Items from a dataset

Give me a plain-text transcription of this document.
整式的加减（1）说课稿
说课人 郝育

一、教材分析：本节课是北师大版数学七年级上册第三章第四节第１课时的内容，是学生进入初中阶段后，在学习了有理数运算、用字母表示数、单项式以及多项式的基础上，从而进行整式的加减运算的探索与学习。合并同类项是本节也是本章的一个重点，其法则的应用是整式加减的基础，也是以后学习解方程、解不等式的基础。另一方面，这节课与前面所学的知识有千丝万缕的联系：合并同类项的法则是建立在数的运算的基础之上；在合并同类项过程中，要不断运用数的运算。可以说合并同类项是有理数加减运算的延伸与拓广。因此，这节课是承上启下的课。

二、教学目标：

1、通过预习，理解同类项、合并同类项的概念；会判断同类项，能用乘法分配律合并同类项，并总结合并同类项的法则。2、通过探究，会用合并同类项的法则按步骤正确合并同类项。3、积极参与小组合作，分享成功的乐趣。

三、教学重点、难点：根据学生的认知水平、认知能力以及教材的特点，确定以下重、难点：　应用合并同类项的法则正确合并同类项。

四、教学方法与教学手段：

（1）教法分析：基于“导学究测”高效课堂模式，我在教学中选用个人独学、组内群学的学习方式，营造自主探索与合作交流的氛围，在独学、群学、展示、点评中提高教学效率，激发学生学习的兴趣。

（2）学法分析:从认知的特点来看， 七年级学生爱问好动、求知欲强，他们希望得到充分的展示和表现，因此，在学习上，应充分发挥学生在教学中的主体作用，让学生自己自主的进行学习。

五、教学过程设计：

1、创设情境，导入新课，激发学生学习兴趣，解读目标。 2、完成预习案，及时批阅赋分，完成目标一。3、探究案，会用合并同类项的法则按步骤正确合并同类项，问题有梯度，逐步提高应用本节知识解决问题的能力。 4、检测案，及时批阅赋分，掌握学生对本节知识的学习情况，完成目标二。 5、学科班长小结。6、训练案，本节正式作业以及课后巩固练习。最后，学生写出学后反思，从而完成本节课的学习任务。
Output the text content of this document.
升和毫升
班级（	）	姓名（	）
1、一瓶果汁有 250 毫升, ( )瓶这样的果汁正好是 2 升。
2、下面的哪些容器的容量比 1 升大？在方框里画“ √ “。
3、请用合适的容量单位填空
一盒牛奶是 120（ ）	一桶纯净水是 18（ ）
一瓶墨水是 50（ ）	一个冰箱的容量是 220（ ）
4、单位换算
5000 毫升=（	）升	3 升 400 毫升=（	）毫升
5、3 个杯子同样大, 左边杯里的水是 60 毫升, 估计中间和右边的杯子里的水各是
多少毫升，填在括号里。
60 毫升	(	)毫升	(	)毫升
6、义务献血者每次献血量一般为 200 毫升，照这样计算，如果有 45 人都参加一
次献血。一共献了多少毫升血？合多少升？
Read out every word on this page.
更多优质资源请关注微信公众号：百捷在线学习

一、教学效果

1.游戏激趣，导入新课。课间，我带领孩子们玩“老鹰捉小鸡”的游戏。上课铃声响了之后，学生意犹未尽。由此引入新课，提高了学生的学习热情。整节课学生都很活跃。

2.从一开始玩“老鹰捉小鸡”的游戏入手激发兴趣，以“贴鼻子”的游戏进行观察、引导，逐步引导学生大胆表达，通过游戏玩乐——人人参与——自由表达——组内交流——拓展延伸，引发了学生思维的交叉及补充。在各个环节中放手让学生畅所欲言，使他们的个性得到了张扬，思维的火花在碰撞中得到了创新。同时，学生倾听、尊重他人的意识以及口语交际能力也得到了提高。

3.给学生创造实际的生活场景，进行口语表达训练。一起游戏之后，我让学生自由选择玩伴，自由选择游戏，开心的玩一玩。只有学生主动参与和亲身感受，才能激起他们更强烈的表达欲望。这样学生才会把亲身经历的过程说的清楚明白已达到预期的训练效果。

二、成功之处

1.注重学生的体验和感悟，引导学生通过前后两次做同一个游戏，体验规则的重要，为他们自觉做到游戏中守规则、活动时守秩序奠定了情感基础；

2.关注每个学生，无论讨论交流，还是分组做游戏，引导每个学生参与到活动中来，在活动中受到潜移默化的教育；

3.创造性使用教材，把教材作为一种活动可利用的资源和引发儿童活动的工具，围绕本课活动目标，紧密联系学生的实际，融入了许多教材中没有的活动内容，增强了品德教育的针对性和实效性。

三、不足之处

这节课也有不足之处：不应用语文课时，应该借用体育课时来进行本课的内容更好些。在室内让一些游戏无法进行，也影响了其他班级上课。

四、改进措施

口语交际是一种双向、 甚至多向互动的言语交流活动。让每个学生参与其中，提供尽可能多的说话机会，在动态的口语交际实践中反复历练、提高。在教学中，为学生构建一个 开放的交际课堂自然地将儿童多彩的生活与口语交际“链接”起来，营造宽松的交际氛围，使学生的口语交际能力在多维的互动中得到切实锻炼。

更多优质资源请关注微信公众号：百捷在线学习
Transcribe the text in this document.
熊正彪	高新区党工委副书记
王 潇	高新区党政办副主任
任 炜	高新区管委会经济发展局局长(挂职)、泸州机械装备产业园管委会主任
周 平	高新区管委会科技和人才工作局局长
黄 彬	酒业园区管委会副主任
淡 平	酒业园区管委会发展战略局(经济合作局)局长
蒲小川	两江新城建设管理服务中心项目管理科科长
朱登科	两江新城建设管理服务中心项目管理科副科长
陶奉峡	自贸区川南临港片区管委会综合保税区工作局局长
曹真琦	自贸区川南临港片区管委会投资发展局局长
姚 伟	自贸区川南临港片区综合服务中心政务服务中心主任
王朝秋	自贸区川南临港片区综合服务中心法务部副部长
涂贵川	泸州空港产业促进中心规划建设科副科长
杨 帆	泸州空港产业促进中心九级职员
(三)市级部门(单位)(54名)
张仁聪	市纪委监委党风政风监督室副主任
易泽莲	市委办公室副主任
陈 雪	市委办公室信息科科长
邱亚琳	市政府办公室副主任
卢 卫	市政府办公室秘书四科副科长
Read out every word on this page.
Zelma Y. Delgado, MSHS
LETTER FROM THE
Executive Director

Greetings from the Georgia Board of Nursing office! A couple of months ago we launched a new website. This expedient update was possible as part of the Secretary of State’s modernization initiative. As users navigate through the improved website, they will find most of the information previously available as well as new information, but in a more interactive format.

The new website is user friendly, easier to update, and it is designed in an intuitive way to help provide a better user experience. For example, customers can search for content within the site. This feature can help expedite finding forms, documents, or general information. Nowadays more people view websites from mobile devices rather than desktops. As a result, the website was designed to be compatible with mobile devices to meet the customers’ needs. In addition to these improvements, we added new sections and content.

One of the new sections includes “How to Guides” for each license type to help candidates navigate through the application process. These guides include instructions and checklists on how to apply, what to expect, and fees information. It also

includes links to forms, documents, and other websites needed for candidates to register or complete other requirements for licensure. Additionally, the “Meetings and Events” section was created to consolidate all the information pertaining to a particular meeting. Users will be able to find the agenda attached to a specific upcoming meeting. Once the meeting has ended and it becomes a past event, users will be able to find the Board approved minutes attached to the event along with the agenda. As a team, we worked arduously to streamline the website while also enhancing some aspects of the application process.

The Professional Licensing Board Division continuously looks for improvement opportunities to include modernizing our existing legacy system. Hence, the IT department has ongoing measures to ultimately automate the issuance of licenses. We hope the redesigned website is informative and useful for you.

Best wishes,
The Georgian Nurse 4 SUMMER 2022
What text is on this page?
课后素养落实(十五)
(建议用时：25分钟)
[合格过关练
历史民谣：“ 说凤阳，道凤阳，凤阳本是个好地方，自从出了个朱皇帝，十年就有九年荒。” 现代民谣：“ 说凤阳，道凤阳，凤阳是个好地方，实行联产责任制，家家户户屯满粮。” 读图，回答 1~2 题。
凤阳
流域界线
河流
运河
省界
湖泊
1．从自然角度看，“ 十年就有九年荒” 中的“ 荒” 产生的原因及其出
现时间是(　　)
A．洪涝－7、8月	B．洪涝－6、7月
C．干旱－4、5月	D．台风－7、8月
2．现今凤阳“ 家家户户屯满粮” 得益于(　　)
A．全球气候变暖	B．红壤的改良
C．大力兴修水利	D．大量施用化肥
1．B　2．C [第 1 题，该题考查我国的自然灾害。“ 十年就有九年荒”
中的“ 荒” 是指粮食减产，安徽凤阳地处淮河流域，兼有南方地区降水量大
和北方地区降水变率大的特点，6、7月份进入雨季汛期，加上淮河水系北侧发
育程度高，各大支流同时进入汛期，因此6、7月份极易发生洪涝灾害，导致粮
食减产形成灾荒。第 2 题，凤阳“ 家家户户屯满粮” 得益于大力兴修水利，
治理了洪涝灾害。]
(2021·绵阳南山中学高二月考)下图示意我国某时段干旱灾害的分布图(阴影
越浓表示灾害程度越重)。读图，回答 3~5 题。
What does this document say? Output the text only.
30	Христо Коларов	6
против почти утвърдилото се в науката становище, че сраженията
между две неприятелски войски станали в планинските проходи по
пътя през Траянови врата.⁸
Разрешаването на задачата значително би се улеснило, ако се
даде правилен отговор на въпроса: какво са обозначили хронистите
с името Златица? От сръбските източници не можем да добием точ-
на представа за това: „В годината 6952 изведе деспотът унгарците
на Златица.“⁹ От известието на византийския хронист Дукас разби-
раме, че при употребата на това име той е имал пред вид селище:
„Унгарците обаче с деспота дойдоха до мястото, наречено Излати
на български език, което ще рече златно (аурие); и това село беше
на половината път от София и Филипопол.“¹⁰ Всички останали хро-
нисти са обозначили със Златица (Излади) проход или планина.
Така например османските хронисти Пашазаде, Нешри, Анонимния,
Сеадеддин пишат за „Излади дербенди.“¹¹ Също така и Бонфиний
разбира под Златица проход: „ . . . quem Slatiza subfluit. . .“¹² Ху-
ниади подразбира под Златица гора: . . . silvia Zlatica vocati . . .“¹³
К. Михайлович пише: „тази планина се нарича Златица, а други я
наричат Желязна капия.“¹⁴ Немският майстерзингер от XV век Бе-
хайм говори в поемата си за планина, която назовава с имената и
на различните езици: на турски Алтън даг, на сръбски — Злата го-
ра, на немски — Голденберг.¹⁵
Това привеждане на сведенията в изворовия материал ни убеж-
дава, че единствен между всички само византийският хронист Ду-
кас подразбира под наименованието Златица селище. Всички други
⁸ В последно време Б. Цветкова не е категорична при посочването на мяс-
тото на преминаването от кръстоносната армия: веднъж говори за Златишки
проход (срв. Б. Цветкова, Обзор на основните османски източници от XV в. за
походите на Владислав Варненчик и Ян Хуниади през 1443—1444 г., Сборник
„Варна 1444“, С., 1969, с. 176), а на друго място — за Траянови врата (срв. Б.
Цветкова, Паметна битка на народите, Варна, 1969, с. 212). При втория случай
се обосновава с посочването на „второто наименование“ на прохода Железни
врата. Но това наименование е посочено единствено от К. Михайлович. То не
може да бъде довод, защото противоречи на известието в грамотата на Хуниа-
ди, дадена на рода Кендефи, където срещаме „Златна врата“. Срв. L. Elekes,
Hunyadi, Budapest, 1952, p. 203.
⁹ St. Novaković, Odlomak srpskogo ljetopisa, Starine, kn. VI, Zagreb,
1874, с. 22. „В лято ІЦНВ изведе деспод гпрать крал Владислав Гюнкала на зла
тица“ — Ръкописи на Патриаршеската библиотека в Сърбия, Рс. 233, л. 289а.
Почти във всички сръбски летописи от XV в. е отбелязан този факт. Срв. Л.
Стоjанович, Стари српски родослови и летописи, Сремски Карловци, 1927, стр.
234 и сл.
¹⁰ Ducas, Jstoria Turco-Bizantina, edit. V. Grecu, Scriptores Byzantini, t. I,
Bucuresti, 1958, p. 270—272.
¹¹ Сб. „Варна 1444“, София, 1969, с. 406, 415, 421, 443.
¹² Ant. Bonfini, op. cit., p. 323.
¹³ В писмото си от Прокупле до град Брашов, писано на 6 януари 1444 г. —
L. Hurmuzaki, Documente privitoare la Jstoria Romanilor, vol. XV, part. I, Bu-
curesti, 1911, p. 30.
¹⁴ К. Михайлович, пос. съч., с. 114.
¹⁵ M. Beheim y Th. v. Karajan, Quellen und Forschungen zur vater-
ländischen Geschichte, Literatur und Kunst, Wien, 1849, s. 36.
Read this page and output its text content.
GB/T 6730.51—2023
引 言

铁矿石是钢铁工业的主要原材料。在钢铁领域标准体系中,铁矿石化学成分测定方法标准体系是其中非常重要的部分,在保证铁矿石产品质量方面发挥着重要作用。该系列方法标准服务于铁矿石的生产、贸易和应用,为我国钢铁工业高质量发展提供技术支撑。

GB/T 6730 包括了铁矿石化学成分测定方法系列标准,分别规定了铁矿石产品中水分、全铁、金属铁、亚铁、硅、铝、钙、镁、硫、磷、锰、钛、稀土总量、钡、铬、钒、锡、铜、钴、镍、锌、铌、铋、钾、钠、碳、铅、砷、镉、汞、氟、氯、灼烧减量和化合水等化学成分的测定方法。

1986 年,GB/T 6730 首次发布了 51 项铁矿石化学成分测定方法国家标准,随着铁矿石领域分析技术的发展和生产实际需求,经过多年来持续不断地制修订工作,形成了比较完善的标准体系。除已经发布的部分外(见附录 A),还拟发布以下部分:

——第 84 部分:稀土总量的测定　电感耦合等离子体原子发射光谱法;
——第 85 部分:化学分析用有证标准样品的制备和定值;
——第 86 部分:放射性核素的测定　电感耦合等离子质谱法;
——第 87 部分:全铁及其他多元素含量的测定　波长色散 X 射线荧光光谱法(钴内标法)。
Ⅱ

## Written instruction
The required answer is a single number: the count of lines in the entries that hold the string "content".

## Correct output
3